Copy everything in the listing below word for word, apart from any images.
## START DATA SHOWN
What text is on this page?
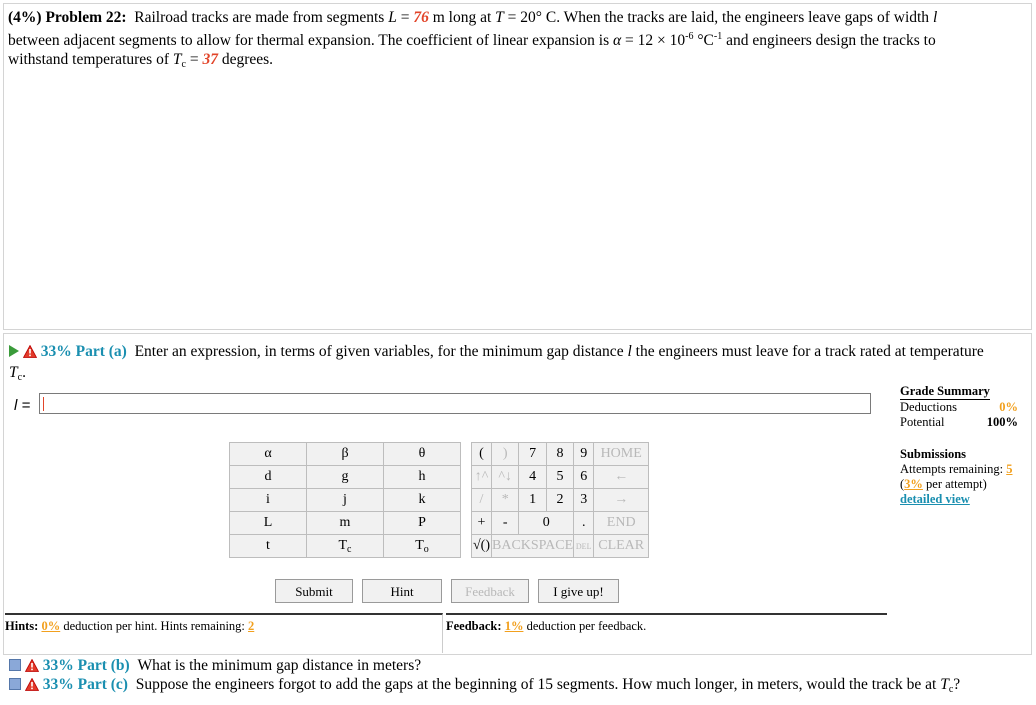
(4%) Problem 22: Railroad tracks are made from segments L = 76 m long at T = 20° C. When the tracks are laid, the engineers leave gaps of width l
between adjacent segments to allow for thermal expansion. The coefficient of linear expansion is $\alpha = 12 \times 10^{-6}$ $^\circ C^{-1}$ and engineers design the tracks to
withstand temperatures of $T_c = 37$ degrees.
33% Part (a) Enter an expression, in terms of given variables, for the minimum gap distance l the engineers must leave for a track rated at temperature
$T_c$.
l =
α	β	θ
d	g	h
i	j	k
L	m	P
t	$T_c$	$T_o$
(	)	7	8	9	HOME
↑^	^↓	4	5	6	←
/	*	1	2	3	→
+	-	0		.	END
√()	BACKSPACE			DEL	CLEAR
Submit	Hint	Feedback	I give up!
Grade Summary
Deductions	0%
Potential	100%
Submissions
Attempts remaining: 5
(3% per attempt)
detailed view
Hints: 0% deduction per hint. Hints remaining: 2	Feedback: 1% deduction per feedback.
33% Part (b) What is the minimum gap distance in meters?
33% Part (c) Suppose the engineers forgot to add the gaps at the beginning of 15 segments. How much longer, in meters, would the track be at $T_c$?
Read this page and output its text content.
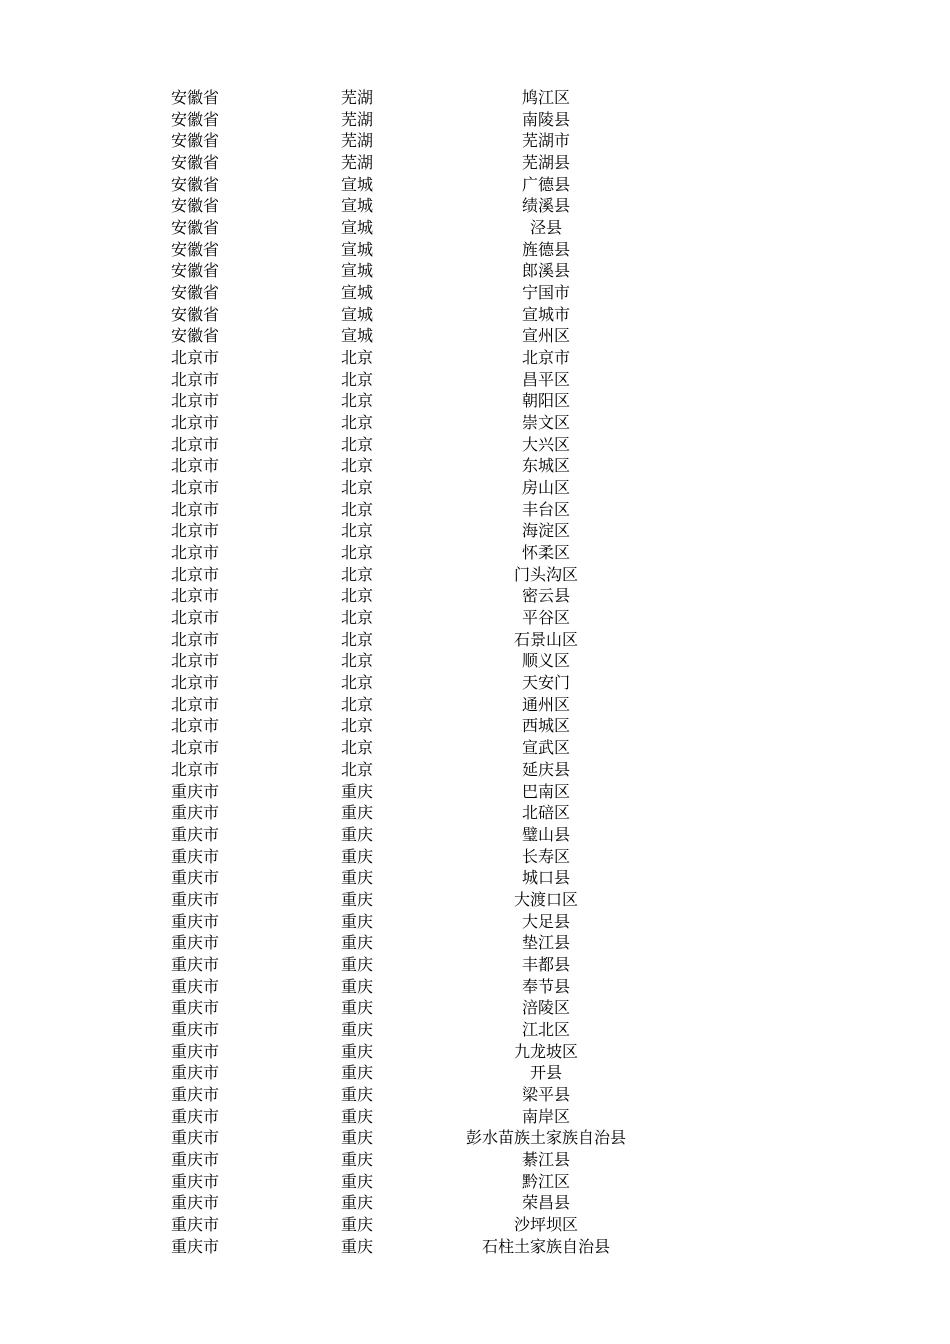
安徽省	芜湖	鸠江区
安徽省	芜湖	南陵县
安徽省	芜湖	芜湖市
安徽省	芜湖	芜湖县
安徽省	宣城	广德县
安徽省	宣城	绩溪县
安徽省	宣城	泾县
安徽省	宣城	旌德县
安徽省	宣城	郎溪县
安徽省	宣城	宁国市
安徽省	宣城	宣城市
安徽省	宣城	宣州区
北京市	北京	北京市
北京市	北京	昌平区
北京市	北京	朝阳区
北京市	北京	崇文区
北京市	北京	大兴区
北京市	北京	东城区
北京市	北京	房山区
北京市	北京	丰台区
北京市	北京	海淀区
北京市	北京	怀柔区
北京市	北京	门头沟区
北京市	北京	密云县
北京市	北京	平谷区
北京市	北京	石景山区
北京市	北京	顺义区
北京市	北京	天安门
北京市	北京	通州区
北京市	北京	西城区
北京市	北京	宣武区
北京市	北京	延庆县
重庆市	重庆	巴南区
重庆市	重庆	北碚区
重庆市	重庆	璧山县
重庆市	重庆	长寿区
重庆市	重庆	城口县
重庆市	重庆	大渡口区
重庆市	重庆	大足县
重庆市	重庆	垫江县
重庆市	重庆	丰都县
重庆市	重庆	奉节县
重庆市	重庆	涪陵区
重庆市	重庆	江北区
重庆市	重庆	九龙坡区
重庆市	重庆	开县
重庆市	重庆	梁平县
重庆市	重庆	南岸区
重庆市	重庆	彭水苗族土家族自治县
重庆市	重庆	綦江县
重庆市	重庆	黔江区
重庆市	重庆	荣昌县
重庆市	重庆	沙坪坝区
重庆市	重庆	石柱土家族自治县
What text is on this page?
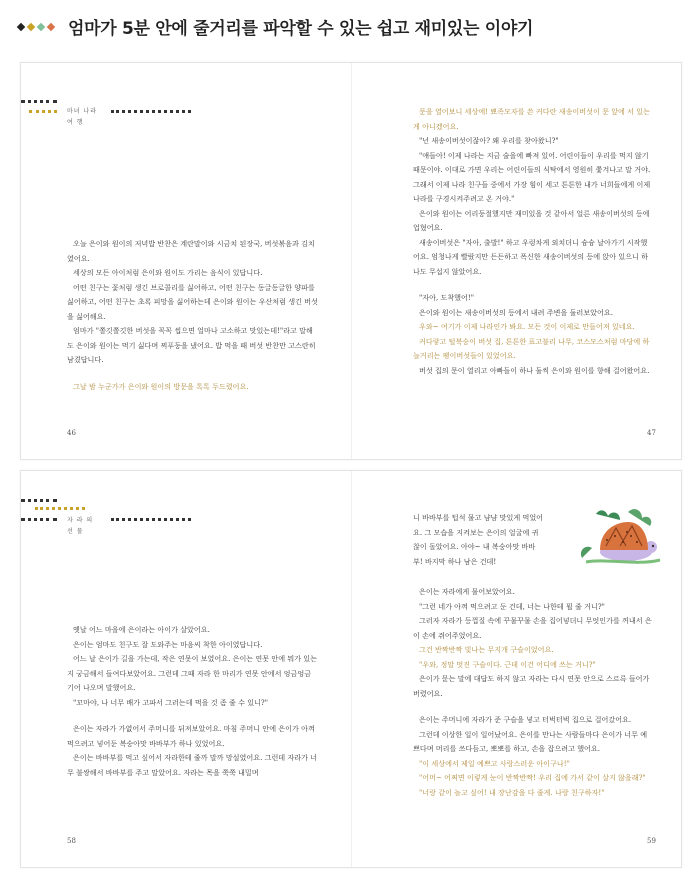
엄마가 5분 안에 줄거리를 파악할 수 있는 쉽고 재미있는 이야기
마녀 나라
여 행

오늘 은이와 원이의 저녁밥 반찬은 계란말이와 시금치 된장국, 버섯볶음과 김치였어요.

세상의 모든 아이처럼 은이와 원이도 가리는 음식이 있답니다.

어떤 친구는 꽃처럼 생긴 브로콜리를 싫어하고, 어떤 친구는 동글동글한 양파를 싫어하고, 어떤 친구는 초록 피망을 싫어하는데 은이와 원이는 우산처럼 생긴 버섯을 싫어해요.

엄마가 "쫄깃쫄깃한 버섯을 꼭꼭 씹으면 얼마나 고소하고 맛있는데!"라고 말해도 은이와 원이는 먹기 싫다며 찌푸둥을 냈어요. 밥 먹을 때 버섯 반찬만 고스란히 남겼답니다.

그날 밤 누군가가 은이와 원이의 방문을 톡톡 두드렸어요.

46

문을 열어보니 세상에! 뾰족모자를 쓴 커다란 새송이버섯이 문 앞에 서 있는 게 아니겠어요.

"넌 새송이버섯이잖아? 왜 우리를 찾아왔니?"

"얘들아! 이제 나라는 지금 술을에 빠져 있어. 어린이들이 우리를 먹지 않기 때문이야. 이대로 가면 우리는 어린이들의 식탁에서 영원히 쫓겨나고 말 거야. 그래서 이제 나라 친구들 중에서 가장 힘이 세고 튼튼한 내가 너희들에게 이제 나라를 구경시켜주려고 온 거야."

은이와 원이는 어리둥절했지만 재미있을 것 같아서 얼른 새송이버섯의 등에 업혔어요.

새송이버섯은 "자아, 출발!" 하고 우렁차게 외치더니 슝슝 날아가기 시작했어요. 엄청나게 빨랐지만 든든하고 폭신한 새송이버섯의 등에 앉아 있으니 하나도 무섭지 않았어요.

"자아, 도착했어!"

은이와 원이는 새송이버섯의 등에서 내려 주변을 둘러보았어요.

우와~ 여기가 이제 나라인가 봐요. 모든 것이 이제로 만들어져 있네요.

커다랗고 털북숭이 버섯 집, 튼튼한 표고불리 나무, 코스모스처럼 마당에 하늘거리는 팽이버섯들이 있었어요.

버섯 집의 문이 열리고 아빠들이 하나 둘씩 은이와 원이를 향해 걸어왔어요.

47
자 라 의
선 물

옛날 어느 마을에 은이라는 아이가 살았어요.

은이는 엄마도 친구도 잘 도와주는 마음씨 착한 아이였답니다.

어느 날 은이가 길을 가는데, 작은 연못이 보였어요. 은이는 연못 안에 뭐가 있는지 궁금해서 들여다보았어요. 그런데 그때 자라 한 마리가 연못 안에서 엉금엉금 기어 나오며 말했어요.

"꼬마야, 나 너무 배가 고파서 그러는데 먹을 것 좀 줄 수 있니?"

은이는 자라가 가엾어서 주머니를 뒤져보았어요. 마침 주머니 안에 은이가 아껴 먹으려고 넣어둔 복숭아맛 바바부가 하나 있었어요.

은이는 바바부를 먹고 싶어서 자라한테 줄까 말까 망설였어요. 그런데 자라가 너무 불쌍해서 바바부를 주고 말았어요. 자라는 목을 쭉쭉 내밀며

58
니 바바부를 텁석 물고 냠냠 맛있게 먹었어
요. 그 모습을 지켜보는 은이의 얼굴에 귀
찮이 돌았어요. 아야~ 내 복숭아맛 바바
부! 바지막 하나 남은 건데!

은이는 자라에게 물어보았어요.

"그런 네가 아껴 먹으려고 둔 건데, 너는 나한테 뭘 줄 거니?"

그러자 자라가 등껍질 속에 꾸물꾸물 손을 집어넣더니 무엇인가를 꺼내서 은이 손에 쥐어주었어요.

그건 반짝반짝 빛나는 무지개 구슬이었어요.

"우와, 정말 멋진 구슬이다. 근데 이건 어디에 쓰는 거니?"

은이가 묻는 말에 대답도 하지 않고 자라는 다시 연못 안으로 스르륵 들어가버렸어요.

은이는 주머니에 자라가 준 구슬을 넣고 터벅터벅 집으로 걸어갔어요.

그런데 이상한 일이 일어났어요. 은이를 만나는 사람들마다 은이가 너무 예쁘다며 머리를 쓰다듬고, 뽀뽀를 하고, 손을 잡으려고 했어요.

"이 세상에서 제일 예쁘고 사랑스러운 아이구나!"

"어머~ 어쩌면 이렇게 눈이 반짝반짝! 우리 집에 가서 같이 살지 않을래?"

"너랑 같이 놀고 싶어! 내 장난감을 다 줄게. 나랑 친구하자!"

59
## END DATA SHOWN
**TASK RESPONSE**:
What text is on this page?
(4%) Problem 22: Railroad tracks are made from segments L = 76 m long at T = 20° C. When the tracks are laid, the engineers leave gaps of width l
between adjacent segments to allow for thermal expansion. The coefficient of linear expansion is $\alpha = 12 \times 10^{-6}$ $^\circ C^{-1}$ and engineers design the tracks to
withstand temperatures of $T_c = 37$ degrees.
33% Part (a) Enter an expression, in terms of given variables, for the minimum gap distance l the engineers must leave for a track rated at temperature
$T_c$.
l =
α	β	θ
d	g	h
i	j	k
L	m	P
t	$T_c$	$T_o$
(	)	7	8	9	HOME
↑^	^↓	4	5	6	←
/	*	1	2	3	→
+	-	0		.	END
√()	BACKSPACE			DEL	CLEAR
Submit	Hint	Feedback	I give up!
Grade Summary
Deductions	0%
Potential	100%
Submissions
Attempts remaining: 5
(3% per attempt)
detailed view
Hints: 0% deduction per hint. Hints remaining: 2	Feedback: 1% deduction per feedback.
33% Part (b) What is the minimum gap distance in meters?
33% Part (c) Suppose the engineers forgot to add the gaps at the beginning of 15 segments. How much longer, in meters, would the track be at $T_c$?
Read this page and output its text content.
安徽省	芜湖	鸠江区
安徽省	芜湖	南陵县
安徽省	芜湖	芜湖市
安徽省	芜湖	芜湖县
安徽省	宣城	广德县
安徽省	宣城	绩溪县
安徽省	宣城	泾县
安徽省	宣城	旌德县
安徽省	宣城	郎溪县
安徽省	宣城	宁国市
安徽省	宣城	宣城市
安徽省	宣城	宣州区
北京市	北京	北京市
北京市	北京	昌平区
北京市	北京	朝阳区
北京市	北京	崇文区
北京市	北京	大兴区
北京市	北京	东城区
北京市	北京	房山区
北京市	北京	丰台区
北京市	北京	海淀区
北京市	北京	怀柔区
北京市	北京	门头沟区
北京市	北京	密云县
北京市	北京	平谷区
北京市	北京	石景山区
北京市	北京	顺义区
北京市	北京	天安门
北京市	北京	通州区
北京市	北京	西城区
北京市	北京	宣武区
北京市	北京	延庆县
重庆市	重庆	巴南区
重庆市	重庆	北碚区
重庆市	重庆	璧山县
重庆市	重庆	长寿区
重庆市	重庆	城口县
重庆市	重庆	大渡口区
重庆市	重庆	大足县
重庆市	重庆	垫江县
重庆市	重庆	丰都县
重庆市	重庆	奉节县
重庆市	重庆	涪陵区
重庆市	重庆	江北区
重庆市	重庆	九龙坡区
重庆市	重庆	开县
重庆市	重庆	梁平县
重庆市	重庆	南岸区
重庆市	重庆	彭水苗族土家族自治县
重庆市	重庆	綦江县
重庆市	重庆	黔江区
重庆市	重庆	荣昌县
重庆市	重庆	沙坪坝区
重庆市	重庆	石柱土家族自治县
What text is on this page?
엄마가 5분 안에 줄거리를 파악할 수 있는 쉽고 재미있는 이야기
마녀 나라
여 행

오늘 은이와 원이의 저녁밥 반찬은 계란말이와 시금치 된장국, 버섯볶음과 김치였어요.

세상의 모든 아이처럼 은이와 원이도 가리는 음식이 있답니다.

어떤 친구는 꽃처럼 생긴 브로콜리를 싫어하고, 어떤 친구는 동글동글한 양파를 싫어하고, 어떤 친구는 초록 피망을 싫어하는데 은이와 원이는 우산처럼 생긴 버섯을 싫어해요.

엄마가 "쫄깃쫄깃한 버섯을 꼭꼭 씹으면 얼마나 고소하고 맛있는데!"라고 말해도 은이와 원이는 먹기 싫다며 찌푸둥을 냈어요. 밥 먹을 때 버섯 반찬만 고스란히 남겼답니다.

그날 밤 누군가가 은이와 원이의 방문을 톡톡 두드렸어요.

46

문을 열어보니 세상에! 뾰족모자를 쓴 커다란 새송이버섯이 문 앞에 서 있는 게 아니겠어요.

"넌 새송이버섯이잖아? 왜 우리를 찾아왔니?"

"얘들아! 이제 나라는 지금 술을에 빠져 있어. 어린이들이 우리를 먹지 않기 때문이야. 이대로 가면 우리는 어린이들의 식탁에서 영원히 쫓겨나고 말 거야. 그래서 이제 나라 친구들 중에서 가장 힘이 세고 튼튼한 내가 너희들에게 이제 나라를 구경시켜주려고 온 거야."

은이와 원이는 어리둥절했지만 재미있을 것 같아서 얼른 새송이버섯의 등에 업혔어요.

새송이버섯은 "자아, 출발!" 하고 우렁차게 외치더니 슝슝 날아가기 시작했어요. 엄청나게 빨랐지만 든든하고 폭신한 새송이버섯의 등에 앉아 있으니 하나도 무섭지 않았어요.

"자아, 도착했어!"

은이와 원이는 새송이버섯의 등에서 내려 주변을 둘러보았어요.

우와~ 여기가 이제 나라인가 봐요. 모든 것이 이제로 만들어져 있네요.

커다랗고 털북숭이 버섯 집, 튼튼한 표고불리 나무, 코스모스처럼 마당에 하늘거리는 팽이버섯들이 있었어요.

버섯 집의 문이 열리고 아빠들이 하나 둘씩 은이와 원이를 향해 걸어왔어요.

47
자 라 의
선 물

옛날 어느 마을에 은이라는 아이가 살았어요.

은이는 엄마도 친구도 잘 도와주는 마음씨 착한 아이였답니다.

어느 날 은이가 길을 가는데, 작은 연못이 보였어요. 은이는 연못 안에 뭐가 있는지 궁금해서 들여다보았어요. 그런데 그때 자라 한 마리가 연못 안에서 엉금엉금 기어 나오며 말했어요.

"꼬마야, 나 너무 배가 고파서 그러는데 먹을 것 좀 줄 수 있니?"

은이는 자라가 가엾어서 주머니를 뒤져보았어요. 마침 주머니 안에 은이가 아껴 먹으려고 넣어둔 복숭아맛 바바부가 하나 있었어요.

은이는 바바부를 먹고 싶어서 자라한테 줄까 말까 망설였어요. 그런데 자라가 너무 불쌍해서 바바부를 주고 말았어요. 자라는 목을 쭉쭉 내밀며

58
니 바바부를 텁석 물고 냠냠 맛있게 먹었어
요. 그 모습을 지켜보는 은이의 얼굴에 귀
찮이 돌았어요. 아야~ 내 복숭아맛 바바
부! 바지막 하나 남은 건데!

은이는 자라에게 물어보았어요.

"그런 네가 아껴 먹으려고 둔 건데, 너는 나한테 뭘 줄 거니?"

그러자 자라가 등껍질 속에 꾸물꾸물 손을 집어넣더니 무엇인가를 꺼내서 은이 손에 쥐어주었어요.

그건 반짝반짝 빛나는 무지개 구슬이었어요.

"우와, 정말 멋진 구슬이다. 근데 이건 어디에 쓰는 거니?"

은이가 묻는 말에 대답도 하지 않고 자라는 다시 연못 안으로 스르륵 들어가버렸어요.

은이는 주머니에 자라가 준 구슬을 넣고 터벅터벅 집으로 걸어갔어요.

그런데 이상한 일이 일어났어요. 은이를 만나는 사람들마다 은이가 너무 예쁘다며 머리를 쓰다듬고, 뽀뽀를 하고, 손을 잡으려고 했어요.

"이 세상에서 제일 예쁘고 사랑스러운 아이구나!"

"어머~ 어쩌면 이렇게 눈이 반짝반짝! 우리 집에 가서 같이 살지 않을래?"

"너랑 같이 놀고 싶어! 내 장난감을 다 줄게. 나랑 친구하자!"

59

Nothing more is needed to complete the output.